[Material provided start]

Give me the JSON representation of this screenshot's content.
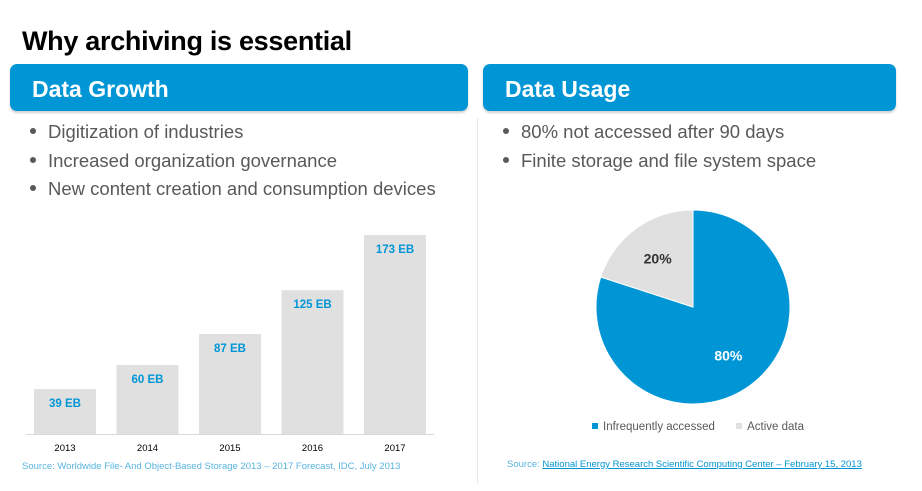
{
  "title": "Why archiving is essential",
  "colors": {
    "accent": "#0096d6",
    "bar": "#e0e0e0",
    "pie_active": "#e0e0e0",
    "text": "#58595b"
  },
  "left": {
    "header": "Data Growth",
    "bullets": [
      "Digitization of industries",
      "Increased organization governance",
      "New content creation and consumption devices"
    ],
    "source": "Source: Worldwide File- And Object-Based Storage 2013 – 2017 Forecast, IDC, July 2013"
  },
  "right": {
    "header": "Data Usage",
    "bullets": [
      "80% not accessed after 90 days",
      "Finite storage and file system space"
    ],
    "source_prefix": "Source: ",
    "source_link": "National Energy Research Scientific Computing Center – February 15, 2013",
    "legend": [
      {
        "label": "Infrequently accessed",
        "color": "#0096d6"
      },
      {
        "label": "Active data",
        "color": "#e0e0e0"
      }
    ]
  },
  "chart_data": [
    {
      "type": "bar",
      "title": "",
      "categories": [
        "2013",
        "2014",
        "2015",
        "2016",
        "2017"
      ],
      "values": [
        39,
        60,
        87,
        125,
        173
      ],
      "data_labels": [
        "39 EB",
        "60 EB",
        "87 EB",
        "125 EB",
        "173 EB"
      ],
      "unit": "EB",
      "ylim": [
        0,
        173
      ],
      "grid": false,
      "legend": "none"
    },
    {
      "type": "pie",
      "title": "",
      "categories": [
        "Infrequently accessed",
        "Active data"
      ],
      "values": [
        80,
        20
      ],
      "data_labels": [
        "80%",
        "20%"
      ],
      "legend": "bottom"
    }
  ]
}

[Material provided end]

**Directive**:
Repeat the material exactly as it reads, without any of its pictures.

**Problem solution**:
Give me the JSON representation of this screenshot's content.
{
  "title": "Why archiving is essential",
  "colors": {
    "accent": "#0096d6",
    "bar": "#e0e0e0",
    "pie_active": "#e0e0e0",
    "text": "#58595b"
  },
  "left": {
    "header": "Data Growth",
    "bullets": [
      "Digitization of industries",
      "Increased organization governance",
      "New content creation and consumption devices"
    ],
    "source": "Source: Worldwide File- And Object-Based Storage 2013 – 2017 Forecast, IDC, July 2013"
  },
  "right": {
    "header": "Data Usage",
    "bullets": [
      "80% not accessed after 90 days",
      "Finite storage and file system space"
    ],
    "source_prefix": "Source: ",
    "source_link": "National Energy Research Scientific Computing Center – February 15, 2013",
    "legend": [
      {
        "label": "Infrequently accessed",
        "color": "#0096d6"
      },
      {
        "label": "Active data",
        "color": "#e0e0e0"
      }
    ]
  },
  "chart_data": [
    {
      "type": "bar",
      "title": "",
      "categories": [
        "2013",
        "2014",
        "2015",
        "2016",
        "2017"
      ],
      "values": [
        39,
        60,
        87,
        125,
        173
      ],
      "data_labels": [
        "39 EB",
        "60 EB",
        "87 EB",
        "125 EB",
        "173 EB"
      ],
      "unit": "EB",
      "ylim": [
        0,
        173
      ],
      "grid": false,
      "legend": "none"
    },
    {
      "type": "pie",
      "title": "",
      "categories": [
        "Infrequently accessed",
        "Active data"
      ],
      "values": [
        80,
        20
      ],
      "data_labels": [
        "80%",
        "20%"
      ],
      "legend": "bottom"
    }
  ]
}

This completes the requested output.